= WHAT YOU SHOULD DO =
Are you able to retype all the records below exactly?

= GIVEN INFORMATION =

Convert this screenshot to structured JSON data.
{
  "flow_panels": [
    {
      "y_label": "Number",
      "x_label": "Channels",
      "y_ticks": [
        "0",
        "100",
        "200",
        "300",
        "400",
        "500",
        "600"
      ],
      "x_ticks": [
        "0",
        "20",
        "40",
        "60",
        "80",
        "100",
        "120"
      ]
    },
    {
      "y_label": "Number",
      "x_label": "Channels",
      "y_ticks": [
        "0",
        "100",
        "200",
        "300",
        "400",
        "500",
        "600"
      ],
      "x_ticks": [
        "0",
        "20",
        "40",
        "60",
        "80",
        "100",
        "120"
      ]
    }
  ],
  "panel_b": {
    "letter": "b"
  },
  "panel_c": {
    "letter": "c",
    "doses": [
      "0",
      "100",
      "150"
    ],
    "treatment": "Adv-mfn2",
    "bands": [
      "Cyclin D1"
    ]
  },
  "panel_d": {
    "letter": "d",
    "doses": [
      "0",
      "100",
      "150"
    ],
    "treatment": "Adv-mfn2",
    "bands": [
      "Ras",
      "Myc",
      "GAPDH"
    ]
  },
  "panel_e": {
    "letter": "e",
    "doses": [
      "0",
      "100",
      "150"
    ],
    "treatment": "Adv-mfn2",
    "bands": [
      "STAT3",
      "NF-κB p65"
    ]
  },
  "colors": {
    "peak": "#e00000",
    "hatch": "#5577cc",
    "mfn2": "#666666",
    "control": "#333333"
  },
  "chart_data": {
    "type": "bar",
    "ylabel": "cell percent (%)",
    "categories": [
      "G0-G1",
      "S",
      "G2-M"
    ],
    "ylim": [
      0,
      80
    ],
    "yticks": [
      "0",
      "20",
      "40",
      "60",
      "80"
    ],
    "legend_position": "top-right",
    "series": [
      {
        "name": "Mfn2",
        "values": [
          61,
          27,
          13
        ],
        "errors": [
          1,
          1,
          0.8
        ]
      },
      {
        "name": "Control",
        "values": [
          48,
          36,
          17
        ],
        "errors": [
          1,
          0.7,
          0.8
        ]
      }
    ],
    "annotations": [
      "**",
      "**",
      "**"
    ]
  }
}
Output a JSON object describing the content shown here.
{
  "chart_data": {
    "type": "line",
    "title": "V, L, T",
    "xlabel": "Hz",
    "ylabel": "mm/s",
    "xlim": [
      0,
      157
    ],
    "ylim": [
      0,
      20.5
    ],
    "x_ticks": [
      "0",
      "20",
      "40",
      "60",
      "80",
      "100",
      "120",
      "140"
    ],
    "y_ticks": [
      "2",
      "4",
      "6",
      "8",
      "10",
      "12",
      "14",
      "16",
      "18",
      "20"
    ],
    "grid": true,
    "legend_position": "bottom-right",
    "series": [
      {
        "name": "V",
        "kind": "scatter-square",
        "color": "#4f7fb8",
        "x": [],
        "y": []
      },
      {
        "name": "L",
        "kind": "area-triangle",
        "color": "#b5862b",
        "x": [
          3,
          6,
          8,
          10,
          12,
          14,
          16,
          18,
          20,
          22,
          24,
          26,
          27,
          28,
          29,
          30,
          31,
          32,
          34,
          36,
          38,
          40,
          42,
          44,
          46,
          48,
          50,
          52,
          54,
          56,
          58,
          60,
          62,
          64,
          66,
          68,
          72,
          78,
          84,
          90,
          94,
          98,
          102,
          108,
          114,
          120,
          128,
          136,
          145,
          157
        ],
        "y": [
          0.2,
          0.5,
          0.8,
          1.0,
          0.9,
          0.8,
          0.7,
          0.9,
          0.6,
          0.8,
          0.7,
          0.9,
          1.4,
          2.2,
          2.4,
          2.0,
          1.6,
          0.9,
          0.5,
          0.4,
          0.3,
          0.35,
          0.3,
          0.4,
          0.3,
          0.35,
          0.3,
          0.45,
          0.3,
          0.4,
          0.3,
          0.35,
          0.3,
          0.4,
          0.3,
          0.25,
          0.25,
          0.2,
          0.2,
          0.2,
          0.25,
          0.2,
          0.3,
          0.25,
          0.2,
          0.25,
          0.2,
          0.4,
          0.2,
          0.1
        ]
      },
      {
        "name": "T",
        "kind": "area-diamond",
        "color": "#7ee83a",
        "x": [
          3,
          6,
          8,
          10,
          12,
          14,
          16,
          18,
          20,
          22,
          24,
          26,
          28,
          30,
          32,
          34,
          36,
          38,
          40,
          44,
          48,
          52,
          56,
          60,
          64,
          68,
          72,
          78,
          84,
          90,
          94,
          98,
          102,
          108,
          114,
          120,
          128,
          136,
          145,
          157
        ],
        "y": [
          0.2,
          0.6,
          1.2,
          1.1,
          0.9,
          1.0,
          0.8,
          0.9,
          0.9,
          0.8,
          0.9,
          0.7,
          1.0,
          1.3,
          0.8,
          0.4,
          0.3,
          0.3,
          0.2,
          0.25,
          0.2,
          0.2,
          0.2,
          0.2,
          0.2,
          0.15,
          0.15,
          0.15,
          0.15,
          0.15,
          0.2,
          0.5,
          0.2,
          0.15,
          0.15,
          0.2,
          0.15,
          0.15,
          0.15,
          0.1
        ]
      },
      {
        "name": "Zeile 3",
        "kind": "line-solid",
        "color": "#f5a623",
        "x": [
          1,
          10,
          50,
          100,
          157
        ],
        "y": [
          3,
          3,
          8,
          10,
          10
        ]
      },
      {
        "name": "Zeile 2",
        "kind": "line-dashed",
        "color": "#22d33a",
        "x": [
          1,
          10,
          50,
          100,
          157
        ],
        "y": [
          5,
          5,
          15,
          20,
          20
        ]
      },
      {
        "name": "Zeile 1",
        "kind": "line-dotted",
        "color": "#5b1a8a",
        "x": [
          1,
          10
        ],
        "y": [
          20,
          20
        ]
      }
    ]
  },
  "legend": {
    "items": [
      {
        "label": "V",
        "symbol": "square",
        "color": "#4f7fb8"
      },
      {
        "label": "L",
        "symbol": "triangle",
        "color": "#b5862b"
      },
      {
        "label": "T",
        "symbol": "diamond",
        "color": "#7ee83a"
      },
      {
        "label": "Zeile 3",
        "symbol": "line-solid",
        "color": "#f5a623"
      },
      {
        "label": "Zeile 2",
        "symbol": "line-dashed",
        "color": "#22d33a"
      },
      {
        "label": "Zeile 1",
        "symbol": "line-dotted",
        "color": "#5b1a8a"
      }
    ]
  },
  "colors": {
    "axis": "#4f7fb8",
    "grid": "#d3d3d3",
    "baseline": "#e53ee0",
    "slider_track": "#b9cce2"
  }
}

= RESPONSE TO THIS EXERCISE =
Convert this screenshot to structured JSON data.
{
  "flow_panels": [
    {
      "y_label": "Number",
      "x_label": "Channels",
      "y_ticks": [
        "0",
        "100",
        "200",
        "300",
        "400",
        "500",
        "600"
      ],
      "x_ticks": [
        "0",
        "20",
        "40",
        "60",
        "80",
        "100",
        "120"
      ]
    },
    {
      "y_label": "Number",
      "x_label": "Channels",
      "y_ticks": [
        "0",
        "100",
        "200",
        "300",
        "400",
        "500",
        "600"
      ],
      "x_ticks": [
        "0",
        "20",
        "40",
        "60",
        "80",
        "100",
        "120"
      ]
    }
  ],
  "panel_b": {
    "letter": "b"
  },
  "panel_c": {
    "letter": "c",
    "doses": [
      "0",
      "100",
      "150"
    ],
    "treatment": "Adv-mfn2",
    "bands": [
      "Cyclin D1"
    ]
  },
  "panel_d": {
    "letter": "d",
    "doses": [
      "0",
      "100",
      "150"
    ],
    "treatment": "Adv-mfn2",
    "bands": [
      "Ras",
      "Myc",
      "GAPDH"
    ]
  },
  "panel_e": {
    "letter": "e",
    "doses": [
      "0",
      "100",
      "150"
    ],
    "treatment": "Adv-mfn2",
    "bands": [
      "STAT3",
      "NF-κB p65"
    ]
  },
  "colors": {
    "peak": "#e00000",
    "hatch": "#5577cc",
    "mfn2": "#666666",
    "control": "#333333"
  },
  "chart_data": {
    "type": "bar",
    "ylabel": "cell percent (%)",
    "categories": [
      "G0-G1",
      "S",
      "G2-M"
    ],
    "ylim": [
      0,
      80
    ],
    "yticks": [
      "0",
      "20",
      "40",
      "60",
      "80"
    ],
    "legend_position": "top-right",
    "series": [
      {
        "name": "Mfn2",
        "values": [
          61,
          27,
          13
        ],
        "errors": [
          1,
          1,
          0.8
        ]
      },
      {
        "name": "Control",
        "values": [
          48,
          36,
          17
        ],
        "errors": [
          1,
          0.7,
          0.8
        ]
      }
    ],
    "annotations": [
      "**",
      "**",
      "**"
    ]
  }
}
Output a JSON object describing the content shown here.
{
  "chart_data": {
    "type": "line",
    "title": "V, L, T",
    "xlabel": "Hz",
    "ylabel": "mm/s",
    "xlim": [
      0,
      157
    ],
    "ylim": [
      0,
      20.5
    ],
    "x_ticks": [
      "0",
      "20",
      "40",
      "60",
      "80",
      "100",
      "120",
      "140"
    ],
    "y_ticks": [
      "2",
      "4",
      "6",
      "8",
      "10",
      "12",
      "14",
      "16",
      "18",
      "20"
    ],
    "grid": true,
    "legend_position": "bottom-right",
    "series": [
      {
        "name": "V",
        "kind": "scatter-square",
        "color": "#4f7fb8",
        "x": [],
        "y": []
      },
      {
        "name": "L",
        "kind": "area-triangle",
        "color": "#b5862b",
        "x": [
          3,
          6,
          8,
          10,
          12,
          14,
          16,
          18,
          20,
          22,
          24,
          26,
          27,
          28,
          29,
          30,
          31,
          32,
          34,
          36,
          38,
          40,
          42,
          44,
          46,
          48,
          50,
          52,
          54,
          56,
          58,
          60,
          62,
          64,
          66,
          68,
          72,
          78,
          84,
          90,
          94,
          98,
          102,
          108,
          114,
          120,
          128,
          136,
          145,
          157
        ],
        "y": [
          0.2,
          0.5,
          0.8,
          1.0,
          0.9,
          0.8,
          0.7,
          0.9,
          0.6,
          0.8,
          0.7,
          0.9,
          1.4,
          2.2,
          2.4,
          2.0,
          1.6,
          0.9,
          0.5,
          0.4,
          0.3,
          0.35,
          0.3,
          0.4,
          0.3,
          0.35,
          0.3,
          0.45,
          0.3,
          0.4,
          0.3,
          0.35,
          0.3,
          0.4,
          0.3,
          0.25,
          0.25,
          0.2,
          0.2,
          0.2,
          0.25,
          0.2,
          0.3,
          0.25,
          0.2,
          0.25,
          0.2,
          0.4,
          0.2,
          0.1
        ]
      },
      {
        "name": "T",
        "kind": "area-diamond",
        "color": "#7ee83a",
        "x": [
          3,
          6,
          8,
          10,
          12,
          14,
          16,
          18,
          20,
          22,
          24,
          26,
          28,
          30,
          32,
          34,
          36,
          38,
          40,
          44,
          48,
          52,
          56,
          60,
          64,
          68,
          72,
          78,
          84,
          90,
          94,
          98,
          102,
          108,
          114,
          120,
          128,
          136,
          145,
          157
        ],
        "y": [
          0.2,
          0.6,
          1.2,
          1.1,
          0.9,
          1.0,
          0.8,
          0.9,
          0.9,
          0.8,
          0.9,
          0.7,
          1.0,
          1.3,
          0.8,
          0.4,
          0.3,
          0.3,
          0.2,
          0.25,
          0.2,
          0.2,
          0.2,
          0.2,
          0.2,
          0.15,
          0.15,
          0.15,
          0.15,
          0.15,
          0.2,
          0.5,
          0.2,
          0.15,
          0.15,
          0.2,
          0.15,
          0.15,
          0.15,
          0.1
        ]
      },
      {
        "name": "Zeile 3",
        "kind": "line-solid",
        "color": "#f5a623",
        "x": [
          1,
          10,
          50,
          100,
          157
        ],
        "y": [
          3,
          3,
          8,
          10,
          10
        ]
      },
      {
        "name": "Zeile 2",
        "kind": "line-dashed",
        "color": "#22d33a",
        "x": [
          1,
          10,
          50,
          100,
          157
        ],
        "y": [
          5,
          5,
          15,
          20,
          20
        ]
      },
      {
        "name": "Zeile 1",
        "kind": "line-dotted",
        "color": "#5b1a8a",
        "x": [
          1,
          10
        ],
        "y": [
          20,
          20
        ]
      }
    ]
  },
  "legend": {
    "items": [
      {
        "label": "V",
        "symbol": "square",
        "color": "#4f7fb8"
      },
      {
        "label": "L",
        "symbol": "triangle",
        "color": "#b5862b"
      },
      {
        "label": "T",
        "symbol": "diamond",
        "color": "#7ee83a"
      },
      {
        "label": "Zeile 3",
        "symbol": "line-solid",
        "color": "#f5a623"
      },
      {
        "label": "Zeile 2",
        "symbol": "line-dashed",
        "color": "#22d33a"
      },
      {
        "label": "Zeile 1",
        "symbol": "line-dotted",
        "color": "#5b1a8a"
      }
    ]
  },
  "colors": {
    "axis": "#4f7fb8",
    "grid": "#d3d3d3",
    "baseline": "#e53ee0",
    "slider_track": "#b9cce2"
  }
}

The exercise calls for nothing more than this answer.